PROBLEM
In the listing below, identify each line with the word "Grade" and return those lines.

TASK DATA
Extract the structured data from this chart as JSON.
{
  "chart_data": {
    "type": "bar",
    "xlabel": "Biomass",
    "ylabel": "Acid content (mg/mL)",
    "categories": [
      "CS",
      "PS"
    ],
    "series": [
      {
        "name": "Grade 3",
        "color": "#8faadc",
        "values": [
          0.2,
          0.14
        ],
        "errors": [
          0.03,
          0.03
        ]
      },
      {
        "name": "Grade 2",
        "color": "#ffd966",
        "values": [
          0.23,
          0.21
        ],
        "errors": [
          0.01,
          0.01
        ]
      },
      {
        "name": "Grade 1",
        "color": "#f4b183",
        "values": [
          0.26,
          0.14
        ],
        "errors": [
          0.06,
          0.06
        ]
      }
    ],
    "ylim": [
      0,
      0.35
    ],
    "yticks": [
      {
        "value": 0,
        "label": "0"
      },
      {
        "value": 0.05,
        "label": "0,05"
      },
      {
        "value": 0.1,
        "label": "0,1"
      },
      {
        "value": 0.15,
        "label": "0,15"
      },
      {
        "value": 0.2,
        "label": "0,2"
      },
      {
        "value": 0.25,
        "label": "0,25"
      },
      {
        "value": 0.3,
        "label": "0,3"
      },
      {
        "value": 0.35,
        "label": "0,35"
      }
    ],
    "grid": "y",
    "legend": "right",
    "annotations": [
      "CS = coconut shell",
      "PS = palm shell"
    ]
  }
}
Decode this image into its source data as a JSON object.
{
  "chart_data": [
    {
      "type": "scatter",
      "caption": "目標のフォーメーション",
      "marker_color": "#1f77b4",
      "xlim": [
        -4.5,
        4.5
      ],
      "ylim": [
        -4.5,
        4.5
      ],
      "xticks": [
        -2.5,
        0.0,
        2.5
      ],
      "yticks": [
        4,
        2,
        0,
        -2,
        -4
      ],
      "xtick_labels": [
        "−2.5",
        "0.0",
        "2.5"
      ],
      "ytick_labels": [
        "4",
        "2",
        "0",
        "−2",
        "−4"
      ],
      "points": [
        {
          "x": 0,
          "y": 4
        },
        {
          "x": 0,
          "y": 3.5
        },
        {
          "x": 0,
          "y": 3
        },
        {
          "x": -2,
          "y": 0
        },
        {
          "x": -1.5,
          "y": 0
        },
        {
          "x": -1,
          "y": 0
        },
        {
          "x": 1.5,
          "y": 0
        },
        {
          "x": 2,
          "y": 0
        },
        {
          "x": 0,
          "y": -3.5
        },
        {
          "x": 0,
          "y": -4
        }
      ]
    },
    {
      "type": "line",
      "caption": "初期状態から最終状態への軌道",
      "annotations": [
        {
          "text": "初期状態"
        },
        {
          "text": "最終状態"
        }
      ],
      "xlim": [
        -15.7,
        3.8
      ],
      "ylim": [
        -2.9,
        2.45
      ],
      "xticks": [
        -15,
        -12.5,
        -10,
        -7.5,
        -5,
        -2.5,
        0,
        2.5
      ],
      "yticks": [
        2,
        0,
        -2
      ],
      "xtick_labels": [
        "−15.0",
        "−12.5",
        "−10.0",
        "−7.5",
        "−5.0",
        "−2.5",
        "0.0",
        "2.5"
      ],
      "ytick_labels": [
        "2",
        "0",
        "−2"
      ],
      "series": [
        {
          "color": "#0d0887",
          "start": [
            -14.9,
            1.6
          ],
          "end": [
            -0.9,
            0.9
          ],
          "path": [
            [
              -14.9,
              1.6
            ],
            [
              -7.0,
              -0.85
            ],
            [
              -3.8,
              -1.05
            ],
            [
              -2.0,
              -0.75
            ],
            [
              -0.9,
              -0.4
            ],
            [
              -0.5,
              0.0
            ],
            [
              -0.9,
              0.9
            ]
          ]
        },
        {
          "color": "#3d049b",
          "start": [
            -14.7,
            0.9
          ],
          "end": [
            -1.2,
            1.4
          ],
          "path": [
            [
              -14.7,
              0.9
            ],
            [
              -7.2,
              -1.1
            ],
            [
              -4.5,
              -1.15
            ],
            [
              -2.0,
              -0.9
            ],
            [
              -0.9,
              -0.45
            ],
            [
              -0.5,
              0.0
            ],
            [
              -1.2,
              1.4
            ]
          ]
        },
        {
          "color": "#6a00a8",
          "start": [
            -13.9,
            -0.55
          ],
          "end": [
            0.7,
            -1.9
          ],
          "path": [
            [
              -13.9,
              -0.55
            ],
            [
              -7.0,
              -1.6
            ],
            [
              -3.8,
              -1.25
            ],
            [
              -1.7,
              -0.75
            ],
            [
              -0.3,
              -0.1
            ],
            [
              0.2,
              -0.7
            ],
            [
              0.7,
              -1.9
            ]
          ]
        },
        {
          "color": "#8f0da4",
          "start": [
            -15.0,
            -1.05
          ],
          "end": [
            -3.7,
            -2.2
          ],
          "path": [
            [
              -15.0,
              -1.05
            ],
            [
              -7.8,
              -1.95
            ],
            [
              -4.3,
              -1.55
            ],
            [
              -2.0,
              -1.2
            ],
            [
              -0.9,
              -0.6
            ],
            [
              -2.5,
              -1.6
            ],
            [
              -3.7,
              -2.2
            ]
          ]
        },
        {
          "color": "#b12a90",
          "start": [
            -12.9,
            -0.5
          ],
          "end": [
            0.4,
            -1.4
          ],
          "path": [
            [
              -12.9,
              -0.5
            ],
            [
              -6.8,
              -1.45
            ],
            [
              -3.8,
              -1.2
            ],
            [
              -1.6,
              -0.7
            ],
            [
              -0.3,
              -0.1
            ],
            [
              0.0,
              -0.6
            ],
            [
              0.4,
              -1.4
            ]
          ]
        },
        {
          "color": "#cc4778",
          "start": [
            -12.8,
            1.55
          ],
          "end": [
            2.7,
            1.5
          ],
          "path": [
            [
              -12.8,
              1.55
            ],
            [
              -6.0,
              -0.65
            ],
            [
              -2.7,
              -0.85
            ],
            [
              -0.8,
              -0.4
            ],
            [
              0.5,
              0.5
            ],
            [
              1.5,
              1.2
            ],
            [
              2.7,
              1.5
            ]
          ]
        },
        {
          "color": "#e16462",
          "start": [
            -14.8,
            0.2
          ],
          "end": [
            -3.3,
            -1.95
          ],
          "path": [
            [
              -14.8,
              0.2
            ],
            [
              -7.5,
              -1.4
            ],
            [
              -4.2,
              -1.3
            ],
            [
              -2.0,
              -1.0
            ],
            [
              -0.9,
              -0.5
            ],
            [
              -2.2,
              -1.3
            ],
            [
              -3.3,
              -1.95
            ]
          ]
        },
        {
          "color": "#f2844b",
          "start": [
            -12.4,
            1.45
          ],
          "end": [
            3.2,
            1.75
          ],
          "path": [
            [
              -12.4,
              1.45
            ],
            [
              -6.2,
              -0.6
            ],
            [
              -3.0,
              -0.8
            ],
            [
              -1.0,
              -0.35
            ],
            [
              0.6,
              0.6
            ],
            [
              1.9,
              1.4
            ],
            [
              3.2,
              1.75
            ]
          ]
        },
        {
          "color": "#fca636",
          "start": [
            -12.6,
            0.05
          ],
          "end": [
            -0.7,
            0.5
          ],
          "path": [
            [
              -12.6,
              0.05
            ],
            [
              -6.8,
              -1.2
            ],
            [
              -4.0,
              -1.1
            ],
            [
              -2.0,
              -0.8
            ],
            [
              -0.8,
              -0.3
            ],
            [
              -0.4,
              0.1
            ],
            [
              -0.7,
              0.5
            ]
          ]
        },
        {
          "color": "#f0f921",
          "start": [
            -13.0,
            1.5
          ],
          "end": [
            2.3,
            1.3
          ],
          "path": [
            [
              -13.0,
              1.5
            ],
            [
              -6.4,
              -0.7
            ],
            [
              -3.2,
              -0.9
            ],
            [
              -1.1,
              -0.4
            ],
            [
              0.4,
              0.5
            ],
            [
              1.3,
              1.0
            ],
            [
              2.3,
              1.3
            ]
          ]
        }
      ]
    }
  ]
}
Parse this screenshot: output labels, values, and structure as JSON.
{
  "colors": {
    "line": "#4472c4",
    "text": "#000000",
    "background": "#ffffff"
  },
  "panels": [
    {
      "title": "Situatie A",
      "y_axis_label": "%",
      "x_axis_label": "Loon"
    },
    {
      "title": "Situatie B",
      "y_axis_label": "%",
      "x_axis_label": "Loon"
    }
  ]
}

ANSWER IN FULL
        "name": "Grade 3",
        "name": "Grade 2",
        "name": "Grade 1",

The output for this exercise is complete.